* Input material
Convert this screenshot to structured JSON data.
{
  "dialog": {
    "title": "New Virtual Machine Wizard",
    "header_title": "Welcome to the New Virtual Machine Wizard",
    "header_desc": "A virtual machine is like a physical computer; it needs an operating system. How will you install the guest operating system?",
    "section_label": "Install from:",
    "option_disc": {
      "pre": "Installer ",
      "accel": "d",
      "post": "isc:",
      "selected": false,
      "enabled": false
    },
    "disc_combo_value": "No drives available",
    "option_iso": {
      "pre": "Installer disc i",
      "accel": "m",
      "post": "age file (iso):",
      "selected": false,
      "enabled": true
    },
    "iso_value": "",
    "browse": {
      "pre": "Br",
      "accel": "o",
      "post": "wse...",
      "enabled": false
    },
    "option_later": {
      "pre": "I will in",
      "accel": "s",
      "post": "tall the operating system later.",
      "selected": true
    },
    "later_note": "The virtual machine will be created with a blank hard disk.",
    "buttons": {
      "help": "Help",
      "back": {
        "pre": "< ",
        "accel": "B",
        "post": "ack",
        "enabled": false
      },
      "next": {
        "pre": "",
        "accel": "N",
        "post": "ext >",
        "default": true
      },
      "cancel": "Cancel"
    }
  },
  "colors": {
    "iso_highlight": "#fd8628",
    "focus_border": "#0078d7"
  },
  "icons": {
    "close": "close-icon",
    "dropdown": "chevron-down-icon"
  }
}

* Problem
Transcribe all lines as written.

* Exercise result
Convert this screenshot to structured JSON data.
{
  "dialog": {
    "title": "New Virtual Machine Wizard",
    "header_title": "Welcome to the New Virtual Machine Wizard",
    "header_desc": "A virtual machine is like a physical computer; it needs an operating system. How will you install the guest operating system?",
    "section_label": "Install from:",
    "option_disc": {
      "pre": "Installer ",
      "accel": "d",
      "post": "isc:",
      "selected": false,
      "enabled": false
    },
    "disc_combo_value": "No drives available",
    "option_iso": {
      "pre": "Installer disc i",
      "accel": "m",
      "post": "age file (iso):",
      "selected": false,
      "enabled": true
    },
    "iso_value": "",
    "browse": {
      "pre": "Br",
      "accel": "o",
      "post": "wse...",
      "enabled": false
    },
    "option_later": {
      "pre": "I will in",
      "accel": "s",
      "post": "tall the operating system later.",
      "selected": true
    },
    "later_note": "The virtual machine will be created with a blank hard disk.",
    "buttons": {
      "help": "Help",
      "back": {
        "pre": "< ",
        "accel": "B",
        "post": "ack",
        "enabled": false
      },
      "next": {
        "pre": "",
        "accel": "N",
        "post": "ext >",
        "default": true
      },
      "cancel": "Cancel"
    }
  },
  "colors": {
    "iso_highlight": "#fd8628",
    "focus_border": "#0078d7"
  },
  "icons": {
    "close": "close-icon",
    "dropdown": "chevron-down-icon"
  }
}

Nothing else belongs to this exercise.